--- WRITTEN TASK ---
Check each line of the entries below for the string "листов"; copy every line where it appears.

--- RECORDS FOR THE TASK ---
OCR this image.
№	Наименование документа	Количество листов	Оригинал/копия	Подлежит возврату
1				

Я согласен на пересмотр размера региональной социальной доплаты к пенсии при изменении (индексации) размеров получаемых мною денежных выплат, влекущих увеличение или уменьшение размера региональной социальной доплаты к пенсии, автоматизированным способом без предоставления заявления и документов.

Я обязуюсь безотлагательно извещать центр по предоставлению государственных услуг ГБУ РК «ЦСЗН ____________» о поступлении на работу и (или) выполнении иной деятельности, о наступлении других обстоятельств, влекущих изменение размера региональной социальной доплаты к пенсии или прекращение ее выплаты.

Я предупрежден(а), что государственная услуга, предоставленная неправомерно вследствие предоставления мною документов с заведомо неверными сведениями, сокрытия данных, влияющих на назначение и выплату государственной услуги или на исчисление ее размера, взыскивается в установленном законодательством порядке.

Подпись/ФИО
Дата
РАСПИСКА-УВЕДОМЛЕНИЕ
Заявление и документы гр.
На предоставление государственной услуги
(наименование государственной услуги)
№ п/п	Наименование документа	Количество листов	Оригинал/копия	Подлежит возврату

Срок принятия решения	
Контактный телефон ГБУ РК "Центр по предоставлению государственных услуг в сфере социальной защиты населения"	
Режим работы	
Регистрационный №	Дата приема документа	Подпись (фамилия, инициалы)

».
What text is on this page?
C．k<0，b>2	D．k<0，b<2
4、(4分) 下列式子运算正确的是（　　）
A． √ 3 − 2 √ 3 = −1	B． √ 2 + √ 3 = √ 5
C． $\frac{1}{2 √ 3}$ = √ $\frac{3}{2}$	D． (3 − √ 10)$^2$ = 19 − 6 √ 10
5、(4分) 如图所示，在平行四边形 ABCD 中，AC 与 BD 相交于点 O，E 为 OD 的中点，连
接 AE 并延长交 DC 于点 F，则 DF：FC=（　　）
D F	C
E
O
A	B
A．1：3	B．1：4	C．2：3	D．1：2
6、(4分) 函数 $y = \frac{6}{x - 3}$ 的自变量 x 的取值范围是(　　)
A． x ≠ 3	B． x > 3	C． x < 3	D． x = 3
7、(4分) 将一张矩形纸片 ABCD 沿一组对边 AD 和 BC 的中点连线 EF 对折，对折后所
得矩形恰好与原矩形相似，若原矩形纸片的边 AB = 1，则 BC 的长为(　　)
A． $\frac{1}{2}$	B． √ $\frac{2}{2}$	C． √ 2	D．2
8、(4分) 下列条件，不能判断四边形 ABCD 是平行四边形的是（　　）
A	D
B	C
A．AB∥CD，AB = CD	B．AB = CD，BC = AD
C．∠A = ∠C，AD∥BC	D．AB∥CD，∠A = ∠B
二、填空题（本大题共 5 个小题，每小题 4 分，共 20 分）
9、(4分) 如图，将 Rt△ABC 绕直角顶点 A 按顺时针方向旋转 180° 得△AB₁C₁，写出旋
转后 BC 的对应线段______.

--- WRITTEN SOLUTION ---
№	Наименование документа	Количество листов	Оригинал/копия	Подлежит возврату
№ п/п	Наименование документа	Количество листов	Оригинал/копия	Подлежит возврату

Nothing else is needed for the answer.